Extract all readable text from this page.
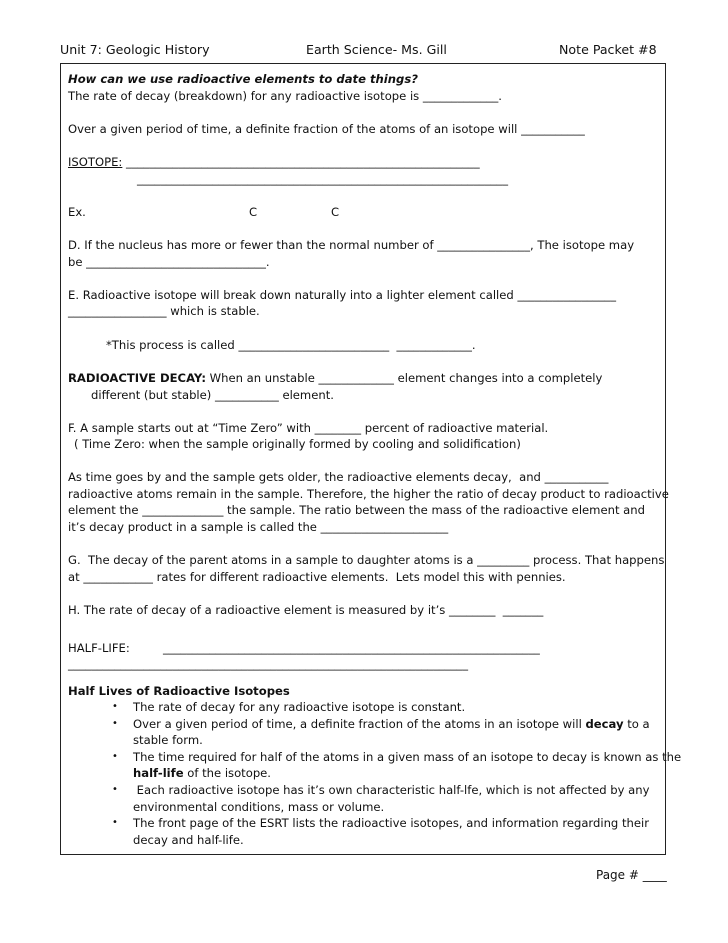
Unit 7: Geologic History	Earth Science- Ms. Gill	Note Packet #8
How can we use radioactive elements to date things?
The rate of decay (breakdown) for any radioactive isotope is _____________.
Over a given period of time, a definite fraction of the atoms of an isotope will ___________
ISOTOPE: _____________________________________________________________
________________________________________________________________
Ex.	C	C
D. If the nucleus has more or fewer than the normal number of ________________, The isotope may
be _______________________________.
E. Radioactive isotope will break down naturally into a lighter element called _________________
_________________ which is stable.
*This process is called __________________________  _____________.
RADIOACTIVE DECAY: When an unstable _____________ element changes into a completely
different (but stable) ___________ element.
F. A sample starts out at “Time Zero” with ________ percent of radioactive material.
( Time Zero: when the sample originally formed by cooling and solidification)
As time goes by and the sample gets older, the radioactive elements decay,  and ___________
radioactive atoms remain in the sample. Therefore, the higher the ratio of decay product to radioactive
element the ______________ the sample. The ratio between the mass of the radioactive element and
it’s decay product in a sample is called the ______________________
G.  The decay of the parent atoms in a sample to daughter atoms is a _________ process. That happens
at ____________ rates for different radioactive elements.  Lets model this with pennies.
H. The rate of decay of a radioactive element is measured by it’s ________  _______
HALF-LIFE:	_________________________________________________________________
_____________________________________________________________________
Half Lives of Radioactive Isotopes
• The rate of decay for any radioactive isotope is constant.
• Over a given period of time, a definite fraction of the atoms in an isotope will decay to a
stable form.
• The time required for half of the atoms in a given mass of an isotope to decay is known as the
half-life of the isotope.
• Each radioactive isotope has it’s own characteristic half-lfe, which is not affected by any
environmental conditions, mass or volume.
• The front page of the ESRT lists the radioactive isotopes, and information regarding their
decay and half-life.
Page # ____
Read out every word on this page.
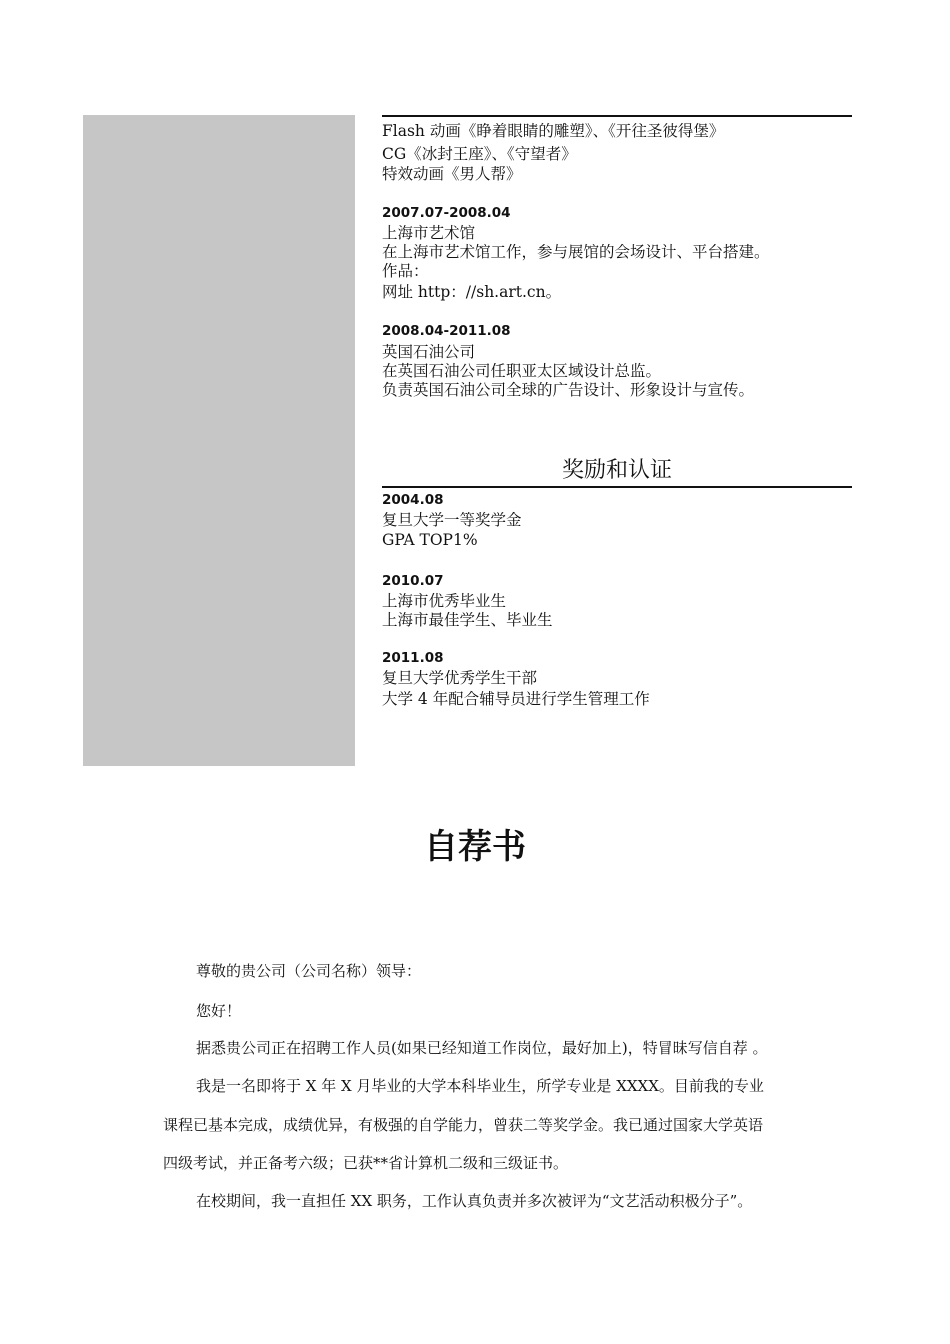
Flash 动画《睁着眼睛的雕塑》、《开往圣彼得堡》
CG《冰封王座》、《守望者》
特效动画《男人帮》
2007.07-2008.04
上海市艺术馆
在上海市艺术馆工作，参与展馆的会场设计、平台搭建。
作品：
网址 http：//sh.art.cn。
2008.04-2011.08
英国石油公司
在英国石油公司任职亚太区域设计总监。
负责英国石油公司全球的广告设计、形象设计与宣传。
奖励和认证
2004.08
复旦大学一等奖学金
GPA TOP1%
2010.07
上海市优秀毕业生
上海市最佳学生、毕业生
2011.08
复旦大学优秀学生干部
大学 4 年配合辅导员进行学生管理工作
自荐书
尊敬的贵公司（公司名称）领导：
您好！
据悉贵公司正在招聘工作人员(如果已经知道工作岗位，最好加上)，特冒昧写信自荐 。
我是一名即将于 X 年 X 月毕业的大学本科毕业生，所学专业是 XXXX。目前我的专业
课程已基本完成，成绩优异，有极强的自学能力，曾获二等奖学金。我已通过国家大学英语
四级考试，并正备考六级；已获**省计算机二级和三级证书。
在校期间，我一直担任 XX 职务，工作认真负责并多次被评为“文艺活动积极分子”。
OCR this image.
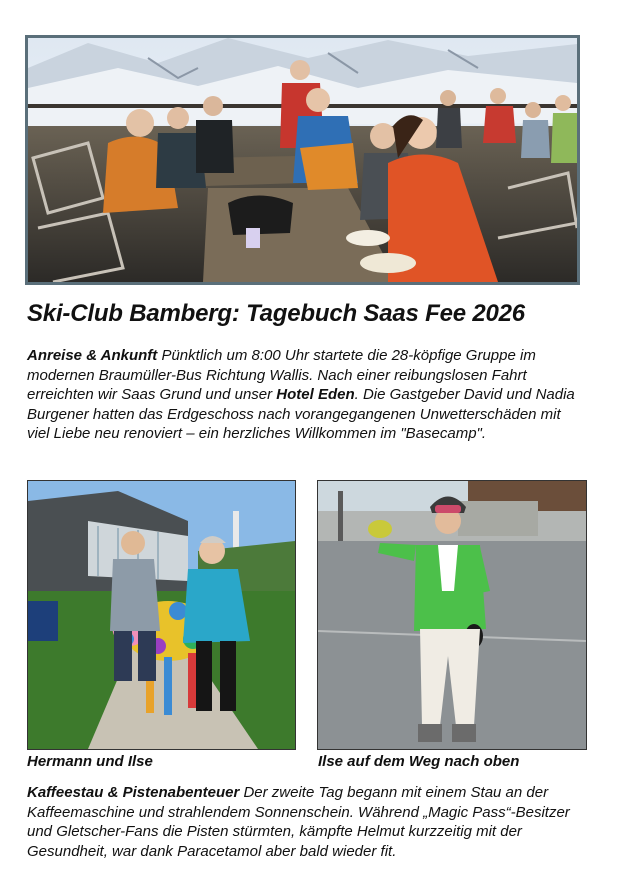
Ski-Club Bamberg: Tagebuch Saas Fee 2026
Anreise & Ankunft Pünktlich um 8:00 Uhr startete die 28-köpfige Gruppe im modernen Braumüller-Bus Richtung Wallis. Nach einer reibungslosen Fahrt erreichten wir Saas Grund und unser Hotel Eden. Die Gastgeber David und Nadia Burgener hatten das Erdgeschoss nach vorangegangenen Unwetterschäden mit viel Liebe neu renoviert – ein herzliches Willkommen im "Basecamp".
Hermann und Ilse	Ilse auf dem Weg nach oben
Kaffeestau & Pistenabenteuer Der zweite Tag begann mit einem Stau an der Kaffeemaschine und strahlendem Sonnenschein. Während „Magic Pass“-Besitzer und Gletscher-Fans die Pisten stürmten, kämpfte Helmut kurzzeitig mit der Gesundheit, war dank Paracetamol aber bald wieder fit.
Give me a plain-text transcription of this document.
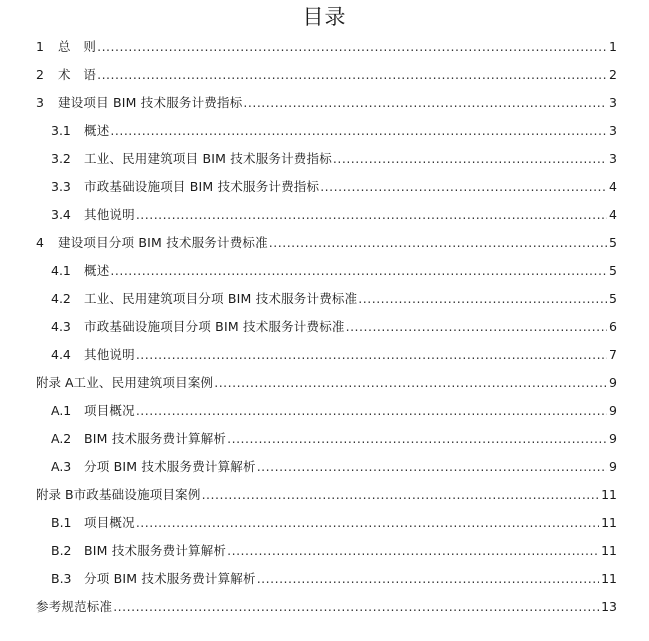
目录
1	总　则 .....	1
2	术　语 .....	2
3	建设项目 BIM 技术服务计费指标 .....	3
3.1	概述 .....	3
3.2	工业、民用建筑项目 BIM 技术服务计费指标 .....	3
3.3	市政基础设施项目 BIM 技术服务计费指标 .....	4
3.4	其他说明 .....	4
4	建设项目分项 BIM 技术服务计费标准 .....	5
4.1	概述 .....	5
4.2	工业、民用建筑项目分项 BIM 技术服务计费标准 .....	5
4.3	市政基础设施项目分项 BIM 技术服务计费标准 .....	6
4.4	其他说明 .....	7
附录 A 工业、民用建筑项目案例 .....	9
A.1	项目概况 .....	9
A.2	BIM 技术服务费计算解析 .....	9
A.3	分项 BIM 技术服务费计算解析 .....	9
附录 B 市政基础设施项目案例 .....	11
B.1 项目概况 .....	11
B.2 BIM 技术服务费计算解析 .....	11
B.3 分项 BIM 技术服务费计算解析 .....	11
参考规范标准 .....	13
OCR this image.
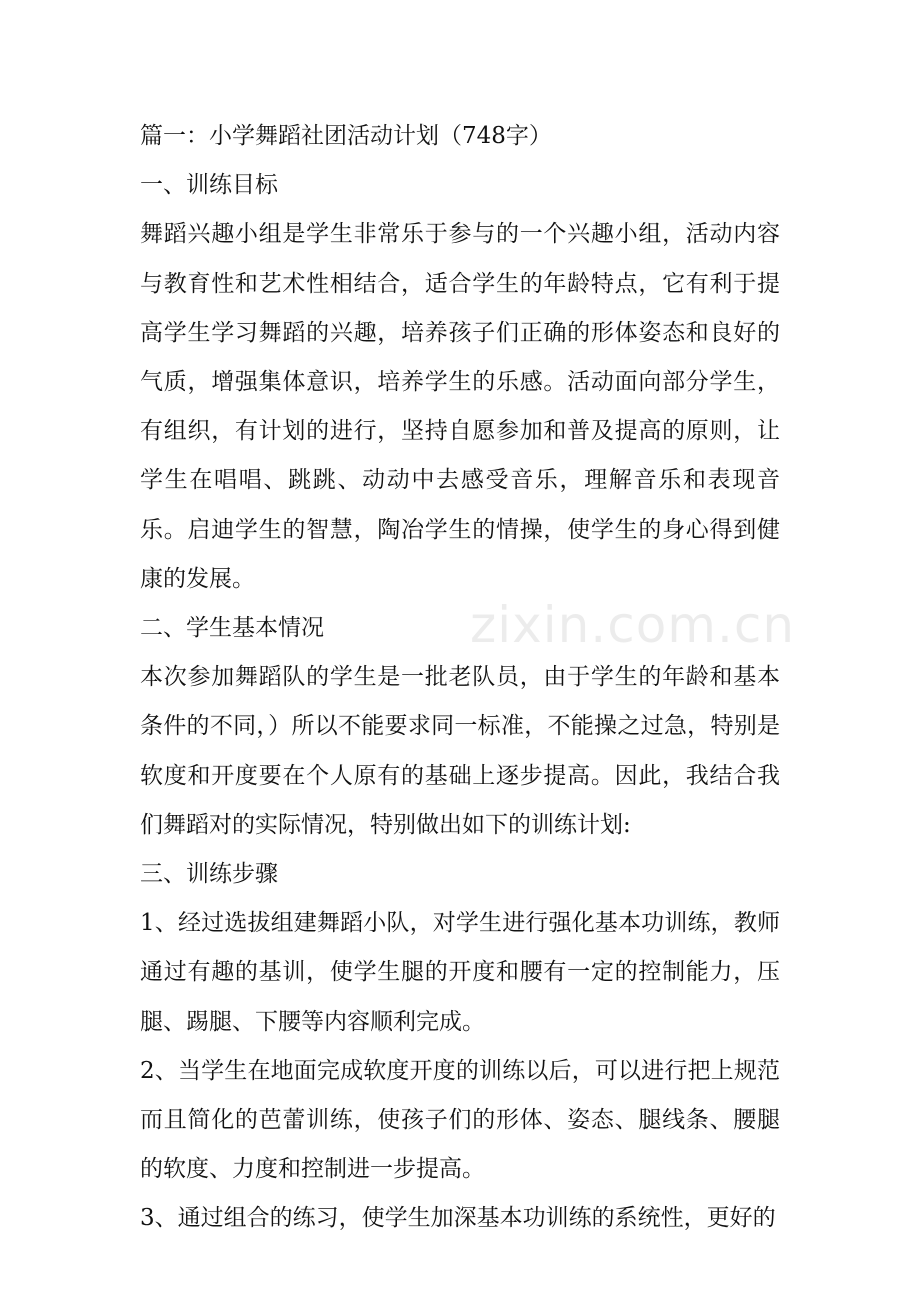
zixin.com.cn

篇一：小学舞蹈社团活动计划（748字）

一、训练目标

舞蹈兴趣小组是学生非常乐于参与的一个兴趣小组，活动内容与教育性和艺术性相结合，适合学生的年龄特点，它有利于提高学生学习舞蹈的兴趣，培养孩子们正确的形体姿态和良好的气质，增强集体意识，培养学生的乐感。活动面向部分学生，有组织，有计划的进行，坚持自愿参加和普及提高的原则，让学生在唱唱、跳跳、动动中去感受音乐，理解音乐和表现音乐。启迪学生的智慧，陶冶学生的情操，使学生的身心得到健康的发展。

二、学生基本情况

本次参加舞蹈队的学生是一批老队员，由于学生的年龄和基本条件的不同，）所以不能要求同一标准，不能操之过急，特别是软度和开度要在个人原有的基础上逐步提高。因此，我结合我们舞蹈对的实际情况，特别做出如下的训练计划:

三、训练步骤

1、经过选拔组建舞蹈小队，对学生进行强化基本功训练，教师通过有趣的基训，使学生腿的开度和腰有一定的控制能力，压腿、踢腿、下腰等内容顺利完成。

2、当学生在地面完成软度开度的训练以后，可以进行把上规范而且简化的芭蕾训练，使孩子们的形体、姿态、腿线条、腰腿的软度、力度和控制进一步提高。

3、通过组合的练习，使学生加深基本功训练的系统性，更好的
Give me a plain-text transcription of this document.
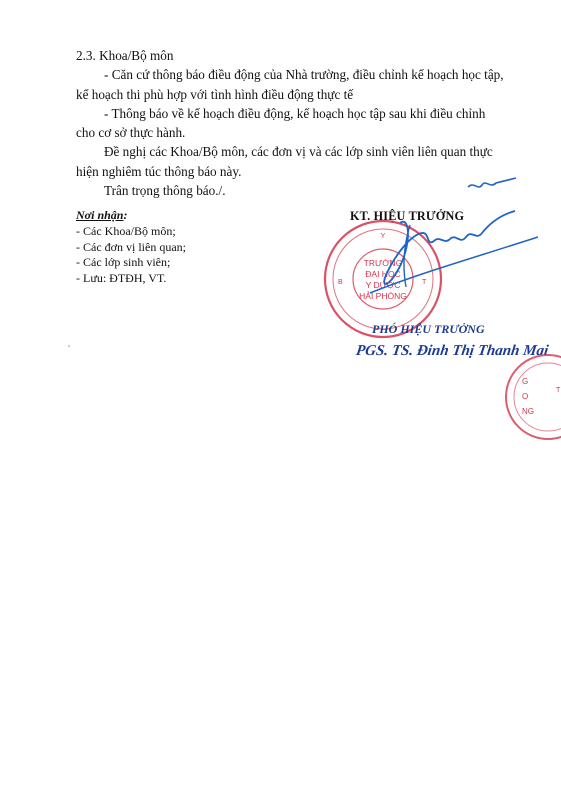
2.3. Khoa/Bộ môn
- Căn cứ thông báo điều động của Nhà trường, điều chỉnh kế hoạch học tập,
kế hoạch thi phù hợp với tình hình điều động thực tế
- Thông báo về kế hoạch điều động, kế hoạch học tập sau khi điều chỉnh
cho cơ sở thực hành.
Đề nghị các Khoa/Bộ môn, các đơn vị và các lớp sinh viên liên quan thực
hiện nghiêm túc thông báo này.
Trân trọng thông báo./.
Nơi nhận:
- Các Khoa/Bộ môn;
- Các đơn vị liên quan;
- Các lớp sinh viên;
- Lưu: ĐTĐH, VT.
KT. HIỆU TRƯỞNG
Y
B	T
TRƯỜNG
ĐẠI HỌC
Y DƯỢC
HẢI PHÒNG
PHÓ HIỆU TRƯỞNG
PGS. TS. Đinh Thị Thanh Mai
G
Ọ
NG
T
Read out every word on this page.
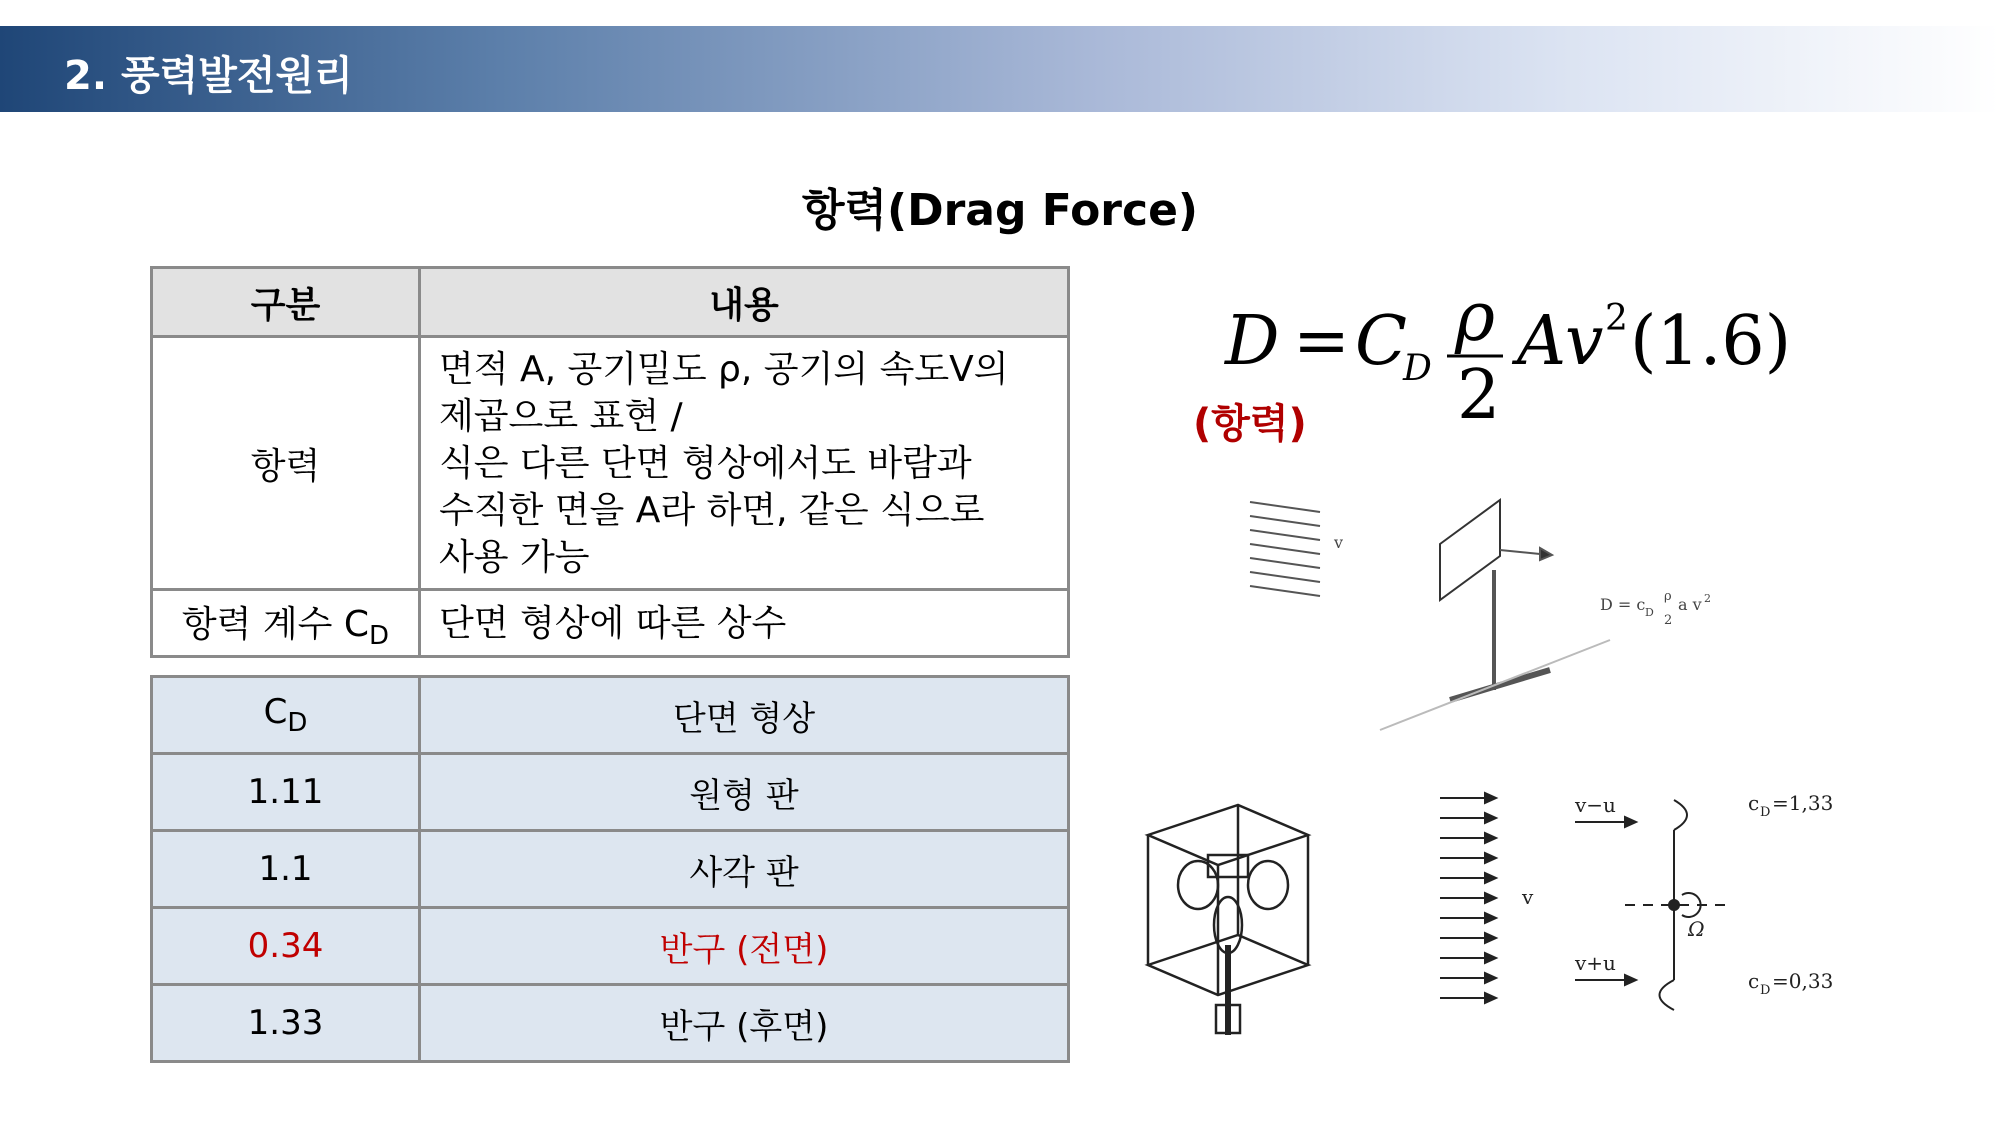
2. 풍력발전원리
항력(Drag Force)
구분	내용
항력	면적 A, 공기밀도 ρ, 공기의 속도V의
제곱으로 표현 /
식은 다른 단면 형상에서도 바람과
수직한 면을 A라 하면, 같은 식으로
사용 가능

항력 계수 $C_D$	단면 형상에 따른 상수
$C_D$	단면 형상
1.11	원형 판
1.1	사각 판
0.34	반구 (전면)
1.33	반구 (후면)
D = C
D
ρ
2
A
v 2 (1.6)
(항력)
v
D = c D
ρ
2
a v 2
v
v−u
v+u
Ω
c D =1,33
c D =0,33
-*-*-
### Task
Lines that hold "called" are the ones to copy; find all of them.

### Response
E. Radioactive isotope will break down naturally into a lighter element called _________________
*This process is called __________________________  _____________.
it’s decay product in a sample is called the ______________________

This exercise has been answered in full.